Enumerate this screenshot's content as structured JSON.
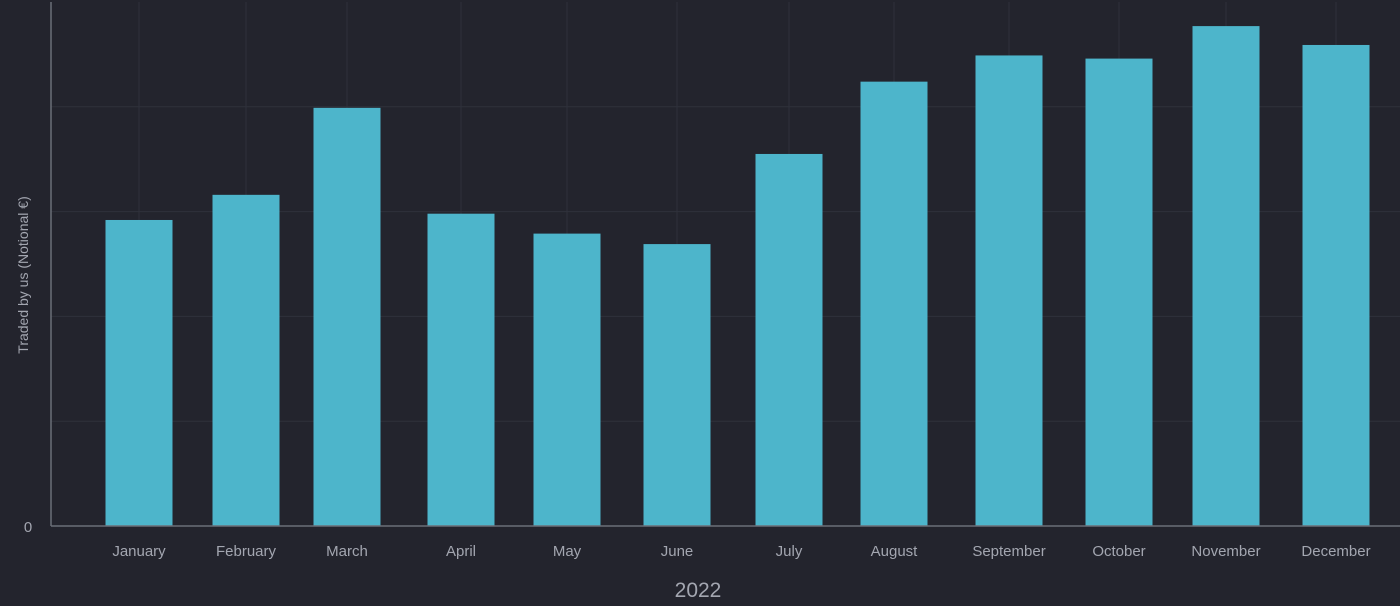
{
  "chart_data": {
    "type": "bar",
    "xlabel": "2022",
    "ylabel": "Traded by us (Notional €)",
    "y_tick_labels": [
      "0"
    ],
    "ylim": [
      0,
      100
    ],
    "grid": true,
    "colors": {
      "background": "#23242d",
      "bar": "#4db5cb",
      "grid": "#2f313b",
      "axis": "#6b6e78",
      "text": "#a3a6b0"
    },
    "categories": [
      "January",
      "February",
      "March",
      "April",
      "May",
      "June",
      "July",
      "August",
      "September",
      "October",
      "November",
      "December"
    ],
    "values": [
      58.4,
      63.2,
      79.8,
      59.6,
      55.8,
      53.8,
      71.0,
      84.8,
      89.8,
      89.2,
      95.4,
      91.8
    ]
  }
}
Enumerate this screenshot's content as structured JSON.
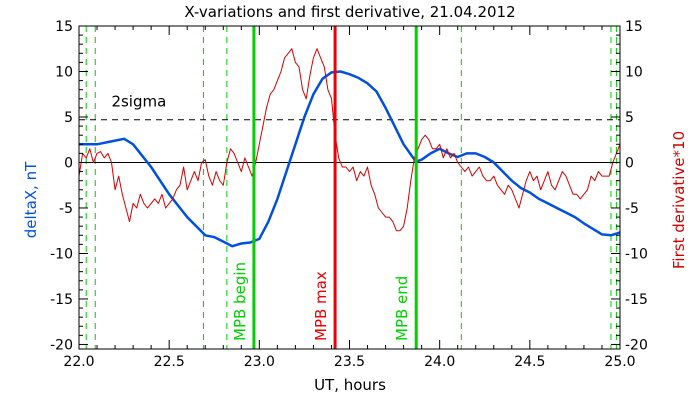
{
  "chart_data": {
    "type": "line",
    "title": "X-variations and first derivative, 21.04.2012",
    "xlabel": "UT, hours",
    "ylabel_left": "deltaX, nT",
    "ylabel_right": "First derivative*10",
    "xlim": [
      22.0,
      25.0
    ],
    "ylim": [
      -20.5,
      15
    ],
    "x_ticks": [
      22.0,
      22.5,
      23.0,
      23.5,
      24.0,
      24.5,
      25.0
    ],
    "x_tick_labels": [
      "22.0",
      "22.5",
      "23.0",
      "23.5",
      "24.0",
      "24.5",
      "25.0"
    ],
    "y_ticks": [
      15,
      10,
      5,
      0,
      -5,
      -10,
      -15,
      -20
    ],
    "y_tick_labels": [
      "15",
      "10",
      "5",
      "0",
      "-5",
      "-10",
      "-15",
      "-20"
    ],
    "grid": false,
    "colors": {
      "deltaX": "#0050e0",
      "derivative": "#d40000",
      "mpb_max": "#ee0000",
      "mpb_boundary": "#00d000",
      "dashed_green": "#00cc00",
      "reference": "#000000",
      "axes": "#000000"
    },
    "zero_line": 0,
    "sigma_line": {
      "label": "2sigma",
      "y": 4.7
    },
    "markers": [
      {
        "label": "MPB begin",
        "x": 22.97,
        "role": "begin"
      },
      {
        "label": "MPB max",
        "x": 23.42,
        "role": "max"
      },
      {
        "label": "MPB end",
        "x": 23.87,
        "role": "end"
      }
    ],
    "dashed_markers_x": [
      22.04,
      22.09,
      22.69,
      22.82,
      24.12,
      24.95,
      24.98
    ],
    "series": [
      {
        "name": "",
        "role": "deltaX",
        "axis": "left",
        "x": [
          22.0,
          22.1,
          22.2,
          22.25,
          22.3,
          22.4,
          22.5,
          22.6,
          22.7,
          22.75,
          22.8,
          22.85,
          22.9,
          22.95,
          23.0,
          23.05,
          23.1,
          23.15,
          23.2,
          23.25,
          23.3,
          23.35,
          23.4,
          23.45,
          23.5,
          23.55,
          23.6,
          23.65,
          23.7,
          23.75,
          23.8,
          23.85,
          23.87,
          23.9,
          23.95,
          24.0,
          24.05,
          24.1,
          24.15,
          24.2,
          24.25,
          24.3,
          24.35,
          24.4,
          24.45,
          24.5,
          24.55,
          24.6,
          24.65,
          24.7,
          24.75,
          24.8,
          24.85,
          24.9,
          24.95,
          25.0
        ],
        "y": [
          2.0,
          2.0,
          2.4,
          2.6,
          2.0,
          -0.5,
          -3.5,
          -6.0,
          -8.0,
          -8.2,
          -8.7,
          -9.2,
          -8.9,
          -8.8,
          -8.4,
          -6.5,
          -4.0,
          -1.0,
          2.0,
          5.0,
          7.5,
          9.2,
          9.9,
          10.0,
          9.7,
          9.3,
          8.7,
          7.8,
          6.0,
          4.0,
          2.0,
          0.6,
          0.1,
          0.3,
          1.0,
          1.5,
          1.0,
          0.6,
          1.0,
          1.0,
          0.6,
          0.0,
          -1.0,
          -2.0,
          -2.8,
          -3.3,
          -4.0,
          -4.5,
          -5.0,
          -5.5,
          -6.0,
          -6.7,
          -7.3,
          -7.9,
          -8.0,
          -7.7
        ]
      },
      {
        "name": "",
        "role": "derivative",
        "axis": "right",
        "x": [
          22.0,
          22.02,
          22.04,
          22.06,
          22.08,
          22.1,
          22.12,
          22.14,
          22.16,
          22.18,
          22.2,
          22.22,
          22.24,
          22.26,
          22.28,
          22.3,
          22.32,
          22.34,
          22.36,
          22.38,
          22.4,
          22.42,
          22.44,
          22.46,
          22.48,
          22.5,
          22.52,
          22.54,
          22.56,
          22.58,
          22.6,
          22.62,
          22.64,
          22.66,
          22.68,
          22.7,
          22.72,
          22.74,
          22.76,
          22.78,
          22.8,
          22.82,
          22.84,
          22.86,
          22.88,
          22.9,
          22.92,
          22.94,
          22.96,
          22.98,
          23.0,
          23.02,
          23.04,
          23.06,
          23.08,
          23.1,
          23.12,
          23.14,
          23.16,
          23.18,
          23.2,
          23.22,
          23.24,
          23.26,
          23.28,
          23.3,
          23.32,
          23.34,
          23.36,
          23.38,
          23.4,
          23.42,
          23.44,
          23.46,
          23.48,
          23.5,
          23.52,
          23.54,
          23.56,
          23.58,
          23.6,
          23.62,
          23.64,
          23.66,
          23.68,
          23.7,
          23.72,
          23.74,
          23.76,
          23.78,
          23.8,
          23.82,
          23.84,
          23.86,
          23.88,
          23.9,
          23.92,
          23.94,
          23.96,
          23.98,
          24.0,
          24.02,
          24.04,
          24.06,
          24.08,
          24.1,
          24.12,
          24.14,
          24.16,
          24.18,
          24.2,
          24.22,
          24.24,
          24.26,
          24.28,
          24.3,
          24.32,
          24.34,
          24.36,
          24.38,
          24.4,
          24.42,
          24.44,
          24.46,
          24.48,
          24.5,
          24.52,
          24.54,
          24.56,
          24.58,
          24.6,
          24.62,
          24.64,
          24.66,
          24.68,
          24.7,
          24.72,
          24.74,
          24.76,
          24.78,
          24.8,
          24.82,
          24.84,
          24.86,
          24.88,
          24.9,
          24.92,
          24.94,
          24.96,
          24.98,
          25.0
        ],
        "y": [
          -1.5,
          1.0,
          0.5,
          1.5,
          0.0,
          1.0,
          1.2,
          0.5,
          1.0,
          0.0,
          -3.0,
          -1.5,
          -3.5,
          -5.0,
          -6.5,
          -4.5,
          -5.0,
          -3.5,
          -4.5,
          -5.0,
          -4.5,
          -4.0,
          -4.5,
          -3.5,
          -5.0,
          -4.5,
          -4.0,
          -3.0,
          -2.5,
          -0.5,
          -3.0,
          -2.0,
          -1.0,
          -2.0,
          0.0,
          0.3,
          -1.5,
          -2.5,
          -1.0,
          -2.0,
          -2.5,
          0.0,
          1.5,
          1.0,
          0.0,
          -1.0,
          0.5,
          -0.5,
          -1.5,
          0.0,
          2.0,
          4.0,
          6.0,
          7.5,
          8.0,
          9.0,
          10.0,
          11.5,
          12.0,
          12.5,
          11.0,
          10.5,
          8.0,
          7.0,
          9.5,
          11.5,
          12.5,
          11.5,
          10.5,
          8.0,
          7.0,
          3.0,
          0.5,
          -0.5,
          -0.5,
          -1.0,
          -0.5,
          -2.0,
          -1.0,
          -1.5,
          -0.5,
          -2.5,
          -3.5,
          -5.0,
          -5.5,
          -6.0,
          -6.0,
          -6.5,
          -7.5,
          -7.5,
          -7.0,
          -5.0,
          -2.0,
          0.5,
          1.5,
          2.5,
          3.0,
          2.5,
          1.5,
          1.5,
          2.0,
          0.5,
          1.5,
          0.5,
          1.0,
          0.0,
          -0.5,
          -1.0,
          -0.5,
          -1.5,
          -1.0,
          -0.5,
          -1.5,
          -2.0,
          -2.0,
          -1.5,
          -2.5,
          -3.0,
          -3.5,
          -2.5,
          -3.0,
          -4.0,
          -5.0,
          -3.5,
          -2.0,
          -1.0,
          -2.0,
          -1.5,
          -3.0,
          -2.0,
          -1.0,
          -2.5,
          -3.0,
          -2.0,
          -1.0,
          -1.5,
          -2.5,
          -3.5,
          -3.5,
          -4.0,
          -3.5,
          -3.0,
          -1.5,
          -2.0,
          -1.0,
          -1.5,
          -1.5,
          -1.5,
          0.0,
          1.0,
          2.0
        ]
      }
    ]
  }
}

→ REQUIRED WORK:
Find the word "deltaX" in the data and copy out each line where it turns up.

→ EXERCISE RESPONSE:
    "ylabel_left": "deltaX, nT",
      "deltaX": "#0050e0",
        "role": "deltaX",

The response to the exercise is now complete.